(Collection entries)
++++++++++++++++++++

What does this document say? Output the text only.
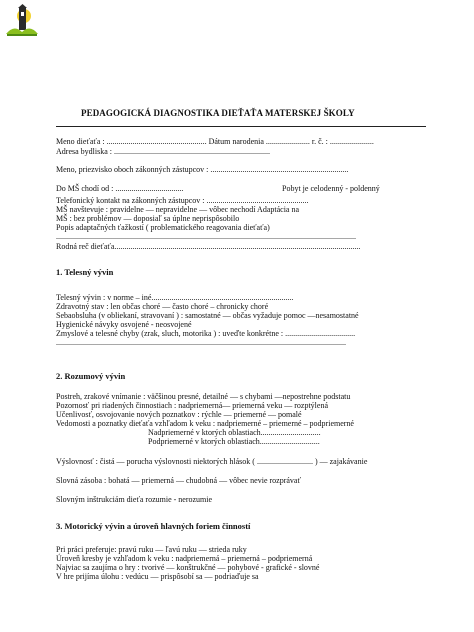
PEDAGOGICKÁ DIAGNOSTIKA DIEŤAŤA MATERSKEJ ŠKOLY
Meno dieťaťa : .................................................. Dátum narodenia ...................... r. č. : ......................
Adresa bydliska : ..............................................................................
Meno, priezvisko oboch zákonných zástupcov : .....................................................................
Do MŠ chodí od : ..................................	Pobyt je celodenný - poldenný
Telefonický kontakt na zákonných zástupcov : ...................................................
MŠ navštevuje : pravidelne — nepravidelne — vôbec nechodí Adaptácia na
MŠ : bez problémov — doposiaľ sa úplne neprispôsobilo
Popis adaptačných ťažkostí ( problematického reagovania dieťaťa)
......................................................................................................................................................
Rodná reč dieťaťa...........................................................................................................................
1. Telesný vývin
Telesný vývin : v norme – iné.......................................................................
Zdravotný stav : len občas choré — často choré – chronicky choré
Sebaobsluha (v obliekaní, stravovaní ) : samostatné — občas vyžaduje pomoc —nesamostatné
Hygienické návyky osvojené - neosvojené
Zmyslové a telesné chyby (zrak, sluch, motorika ) : uveďte konkrétne : ...................................
.................................................................................................................................................
2. Rozumový vývin
Postreh, zrakové vnímanie : väčšinou presné, detailné — s chybami —nepostrehne podstatu
Pozornosť pri riadených činnostiach : nadpriemerná— priemerná veku — rozptýlená
Učenlivosť, osvojovanie nových poznatkov : rýchle — priemerné — pomalé
Vedomosti a poznatky dieťaťa vzhľadom k veku : nadpriemerné – priemerné – podpriemerné
Nadpriemerné v ktorých oblastiach..............................
Podpriemerné v ktorých oblastiach..............................
Výslovnosť : čistá — porucha výslovnosti niektorých hlások ( ............................ ) — zajakávanie
Slovná zásoba : bohatá — priemerná — chudobná — vôbec nevie rozprávať
Slovným inštrukciám dieťa rozumie - nerozumie
3. Motorický vývin a úroveň hlavných foriem činností
Pri práci preferuje: pravú ruku — ľavú ruku — strieda ruky
Úroveň kresby je vzhľadom k veku : nadpriemerná – priemerná – podpriemerná
Najviac sa zaujíma o hry : tvorivé — konštrukčné — pohybové - grafické - slovné
V hre prijíma úlohu : vedúcu — prispôsobí sa — podriaďuje sa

++++++++++++++++++++

■ To do
The data above should be repeated exactly, minus any pictures.

■ Task result
What does this document say? Output the text only.
PEDAGOGICKÁ DIAGNOSTIKA DIEŤAŤA MATERSKEJ ŠKOLY
Meno dieťaťa : .................................................. Dátum narodenia ...................... r. č. : ......................
Adresa bydliska : ..............................................................................
Meno, priezvisko oboch zákonných zástupcov : .....................................................................
Do MŠ chodí od : ..................................	Pobyt je celodenný - poldenný
Telefonický kontakt na zákonných zástupcov : ...................................................
MŠ navštevuje : pravidelne — nepravidelne — vôbec nechodí Adaptácia na
MŠ : bez problémov — doposiaľ sa úplne neprispôsobilo
Popis adaptačných ťažkostí ( problematického reagovania dieťaťa)
......................................................................................................................................................
Rodná reč dieťaťa...........................................................................................................................
1. Telesný vývin
Telesný vývin : v norme – iné.......................................................................
Zdravotný stav : len občas choré — často choré – chronicky choré
Sebaobsluha (v obliekaní, stravovaní ) : samostatné — občas vyžaduje pomoc —nesamostatné
Hygienické návyky osvojené - neosvojené
Zmyslové a telesné chyby (zrak, sluch, motorika ) : uveďte konkrétne : ...................................
.................................................................................................................................................
2. Rozumový vývin
Postreh, zrakové vnímanie : väčšinou presné, detailné — s chybami —nepostrehne podstatu
Pozornosť pri riadených činnostiach : nadpriemerná— priemerná veku — rozptýlená
Učenlivosť, osvojovanie nových poznatkov : rýchle — priemerné — pomalé
Vedomosti a poznatky dieťaťa vzhľadom k veku : nadpriemerné – priemerné – podpriemerné
Nadpriemerné v ktorých oblastiach..............................
Podpriemerné v ktorých oblastiach..............................
Výslovnosť : čistá — porucha výslovnosti niektorých hlások ( ............................ ) — zajakávanie
Slovná zásoba : bohatá — priemerná — chudobná — vôbec nevie rozprávať
Slovným inštrukciám dieťa rozumie - nerozumie
3. Motorický vývin a úroveň hlavných foriem činností
Pri práci preferuje: pravú ruku — ľavú ruku — strieda ruky
Úroveň kresby je vzhľadom k veku : nadpriemerná – priemerná – podpriemerná
Najviac sa zaujíma o hry : tvorivé — konštrukčné — pohybové - grafické - slovné
V hre prijíma úlohu : vedúcu — prispôsobí sa — podriaďuje sa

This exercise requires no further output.